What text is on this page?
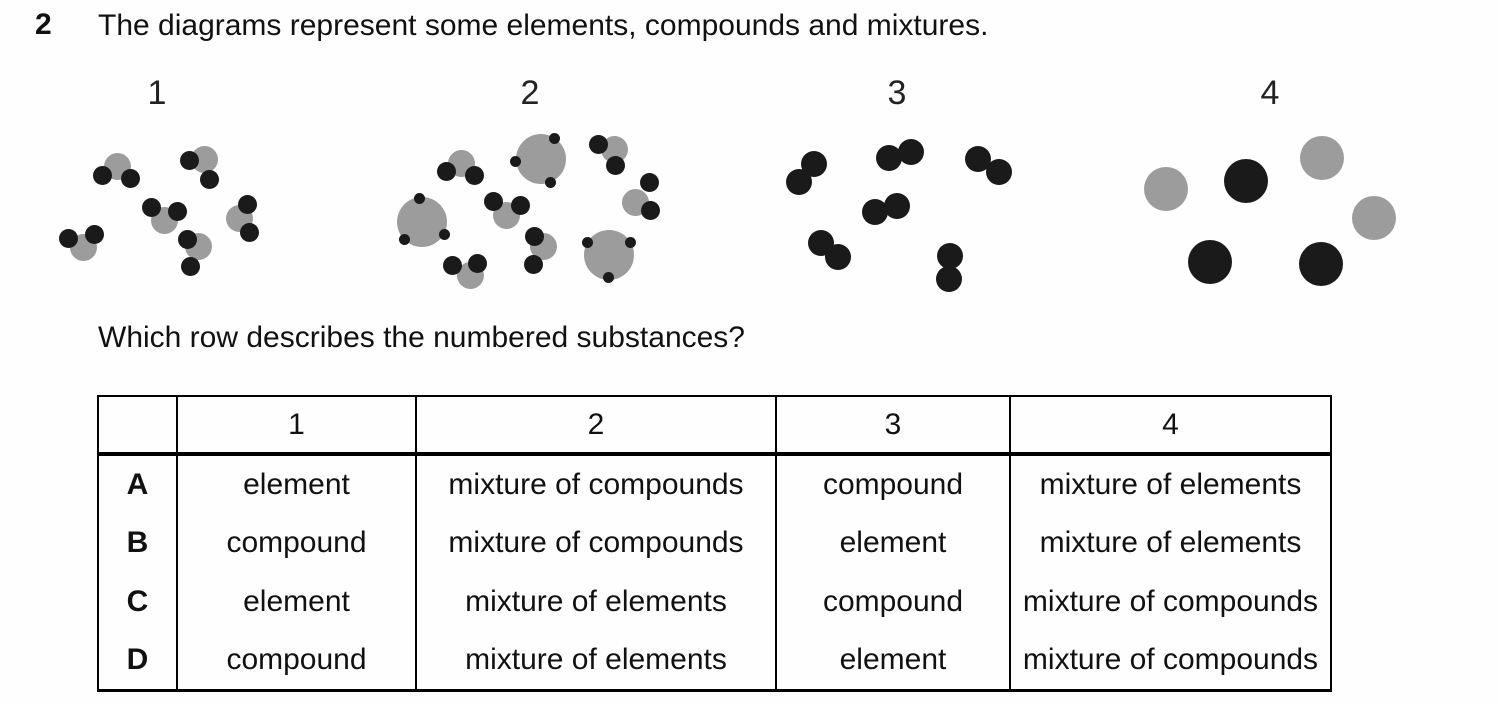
2 The diagrams represent some elements, compounds and mixtures.
1	2	3	4
Which row describes the numbered substances?
	1	2	3	4
A	element	mixture of compounds	compound	mixture of elements
B	compound	mixture of compounds	element	mixture of elements
C	element	mixture of elements	compound	mixture of compounds
D	compound	mixture of elements	element	mixture of compounds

▸ What is asked
Every record above should come back exactly, but without its pictures.

▸ Result
What text is on this page?
2 The diagrams represent some elements, compounds and mixtures.
1	2	3	4
Which row describes the numbered substances?
	1	2	3	4
A	element	mixture of compounds	compound	mixture of elements
B	compound	mixture of compounds	element	mixture of elements
C	element	mixture of elements	compound	mixture of compounds
D	compound	mixture of elements	element	mixture of compounds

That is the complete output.